━━━ SUPPLIED ENTRIES ━━━

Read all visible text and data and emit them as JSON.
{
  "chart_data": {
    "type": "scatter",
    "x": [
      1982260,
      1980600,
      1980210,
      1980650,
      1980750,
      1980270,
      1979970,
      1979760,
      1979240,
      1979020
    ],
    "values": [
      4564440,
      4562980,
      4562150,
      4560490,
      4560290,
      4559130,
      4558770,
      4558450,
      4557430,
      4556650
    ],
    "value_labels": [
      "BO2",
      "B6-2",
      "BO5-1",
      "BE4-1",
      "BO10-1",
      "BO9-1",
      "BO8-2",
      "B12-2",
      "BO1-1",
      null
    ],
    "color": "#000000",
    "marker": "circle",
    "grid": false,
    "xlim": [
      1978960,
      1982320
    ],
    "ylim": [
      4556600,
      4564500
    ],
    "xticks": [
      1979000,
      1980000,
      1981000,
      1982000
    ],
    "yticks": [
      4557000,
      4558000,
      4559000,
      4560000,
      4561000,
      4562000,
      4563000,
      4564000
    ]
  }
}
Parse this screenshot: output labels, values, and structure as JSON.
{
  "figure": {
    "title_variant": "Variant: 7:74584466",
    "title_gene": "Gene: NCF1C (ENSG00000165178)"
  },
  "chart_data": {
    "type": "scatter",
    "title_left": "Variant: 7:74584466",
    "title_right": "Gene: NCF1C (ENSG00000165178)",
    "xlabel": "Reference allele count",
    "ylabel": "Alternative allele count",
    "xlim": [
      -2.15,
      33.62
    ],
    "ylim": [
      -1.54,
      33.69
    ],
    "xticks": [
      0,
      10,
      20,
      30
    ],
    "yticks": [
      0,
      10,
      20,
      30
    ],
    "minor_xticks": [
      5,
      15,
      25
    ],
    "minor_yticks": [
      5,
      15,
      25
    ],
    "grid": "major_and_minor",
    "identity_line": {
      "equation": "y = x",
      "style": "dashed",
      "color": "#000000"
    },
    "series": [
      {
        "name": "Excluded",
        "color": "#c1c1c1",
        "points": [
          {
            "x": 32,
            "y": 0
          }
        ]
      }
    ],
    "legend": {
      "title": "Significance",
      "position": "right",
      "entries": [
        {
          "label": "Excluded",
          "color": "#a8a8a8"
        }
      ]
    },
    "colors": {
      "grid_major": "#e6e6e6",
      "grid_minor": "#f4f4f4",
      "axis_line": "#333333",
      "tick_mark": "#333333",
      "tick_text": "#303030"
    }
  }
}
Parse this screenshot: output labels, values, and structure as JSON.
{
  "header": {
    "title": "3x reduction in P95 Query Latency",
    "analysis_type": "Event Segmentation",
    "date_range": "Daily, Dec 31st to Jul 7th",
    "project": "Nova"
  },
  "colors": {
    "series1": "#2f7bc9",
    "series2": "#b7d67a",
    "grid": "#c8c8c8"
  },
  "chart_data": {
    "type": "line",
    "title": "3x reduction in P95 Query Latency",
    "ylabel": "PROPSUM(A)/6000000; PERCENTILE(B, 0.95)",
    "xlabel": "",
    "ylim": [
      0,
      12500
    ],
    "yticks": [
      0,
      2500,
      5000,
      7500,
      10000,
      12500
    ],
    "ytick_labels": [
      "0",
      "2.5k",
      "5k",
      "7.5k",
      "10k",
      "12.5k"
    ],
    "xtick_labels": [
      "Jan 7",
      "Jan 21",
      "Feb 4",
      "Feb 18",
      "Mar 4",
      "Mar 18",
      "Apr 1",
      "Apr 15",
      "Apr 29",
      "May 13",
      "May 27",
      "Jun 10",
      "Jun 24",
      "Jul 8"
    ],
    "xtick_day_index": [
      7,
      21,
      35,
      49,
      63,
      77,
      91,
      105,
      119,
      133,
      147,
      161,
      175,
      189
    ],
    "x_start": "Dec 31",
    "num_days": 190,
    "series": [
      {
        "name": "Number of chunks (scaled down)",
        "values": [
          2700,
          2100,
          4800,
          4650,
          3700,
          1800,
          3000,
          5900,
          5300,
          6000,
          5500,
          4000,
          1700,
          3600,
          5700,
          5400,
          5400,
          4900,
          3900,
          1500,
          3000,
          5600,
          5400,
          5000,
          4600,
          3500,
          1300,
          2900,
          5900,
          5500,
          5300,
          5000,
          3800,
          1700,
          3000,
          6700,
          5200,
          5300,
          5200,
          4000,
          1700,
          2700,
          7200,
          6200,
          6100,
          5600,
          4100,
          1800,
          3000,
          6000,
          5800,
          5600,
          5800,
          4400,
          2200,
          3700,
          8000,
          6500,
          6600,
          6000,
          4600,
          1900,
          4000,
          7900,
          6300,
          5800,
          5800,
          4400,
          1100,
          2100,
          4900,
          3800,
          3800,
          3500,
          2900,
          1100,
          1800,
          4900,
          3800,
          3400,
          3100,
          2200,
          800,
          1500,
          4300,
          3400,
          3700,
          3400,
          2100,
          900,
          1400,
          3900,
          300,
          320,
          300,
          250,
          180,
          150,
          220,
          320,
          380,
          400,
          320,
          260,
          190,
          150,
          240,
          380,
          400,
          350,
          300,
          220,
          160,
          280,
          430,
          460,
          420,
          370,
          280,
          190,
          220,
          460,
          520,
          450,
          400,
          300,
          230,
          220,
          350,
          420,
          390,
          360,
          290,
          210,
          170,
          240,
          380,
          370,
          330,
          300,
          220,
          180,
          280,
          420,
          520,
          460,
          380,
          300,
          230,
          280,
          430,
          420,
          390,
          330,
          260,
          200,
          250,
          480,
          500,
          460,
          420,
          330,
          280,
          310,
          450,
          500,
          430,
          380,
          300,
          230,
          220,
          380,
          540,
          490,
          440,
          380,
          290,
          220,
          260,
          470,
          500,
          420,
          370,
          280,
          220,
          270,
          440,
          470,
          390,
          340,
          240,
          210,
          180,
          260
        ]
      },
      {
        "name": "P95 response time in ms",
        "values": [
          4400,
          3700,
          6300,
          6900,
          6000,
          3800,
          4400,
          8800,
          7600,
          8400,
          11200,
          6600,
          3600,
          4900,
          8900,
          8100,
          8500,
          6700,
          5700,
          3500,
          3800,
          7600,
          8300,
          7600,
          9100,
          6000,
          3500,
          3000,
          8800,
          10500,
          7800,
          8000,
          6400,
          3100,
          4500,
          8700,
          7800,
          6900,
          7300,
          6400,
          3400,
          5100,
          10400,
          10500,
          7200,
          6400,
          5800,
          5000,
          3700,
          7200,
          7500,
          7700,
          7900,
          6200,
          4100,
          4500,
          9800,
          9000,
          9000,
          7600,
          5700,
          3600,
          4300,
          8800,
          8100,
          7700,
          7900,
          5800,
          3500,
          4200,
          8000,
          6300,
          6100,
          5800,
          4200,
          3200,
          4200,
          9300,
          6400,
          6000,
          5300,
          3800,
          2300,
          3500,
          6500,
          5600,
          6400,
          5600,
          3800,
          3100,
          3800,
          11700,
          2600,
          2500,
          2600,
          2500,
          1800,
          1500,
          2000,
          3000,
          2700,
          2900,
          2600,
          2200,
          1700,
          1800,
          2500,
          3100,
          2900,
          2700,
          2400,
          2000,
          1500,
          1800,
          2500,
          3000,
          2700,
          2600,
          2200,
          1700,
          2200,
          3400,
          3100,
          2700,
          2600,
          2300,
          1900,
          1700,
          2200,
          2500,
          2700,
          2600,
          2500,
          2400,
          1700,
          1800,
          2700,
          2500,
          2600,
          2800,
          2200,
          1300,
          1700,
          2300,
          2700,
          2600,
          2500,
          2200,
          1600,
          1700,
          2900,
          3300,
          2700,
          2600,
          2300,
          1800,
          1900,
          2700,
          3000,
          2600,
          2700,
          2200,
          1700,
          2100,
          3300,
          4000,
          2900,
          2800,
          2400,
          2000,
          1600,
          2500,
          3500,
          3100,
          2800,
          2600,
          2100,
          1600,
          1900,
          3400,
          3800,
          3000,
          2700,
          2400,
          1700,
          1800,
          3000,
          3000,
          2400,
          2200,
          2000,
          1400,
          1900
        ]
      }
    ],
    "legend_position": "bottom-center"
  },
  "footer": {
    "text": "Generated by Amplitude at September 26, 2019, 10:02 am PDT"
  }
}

━━━

For each line in the data above that contains the string "count", extract the line.

    "xlabel": "Reference allele count",
    "ylabel": "Alternative allele count",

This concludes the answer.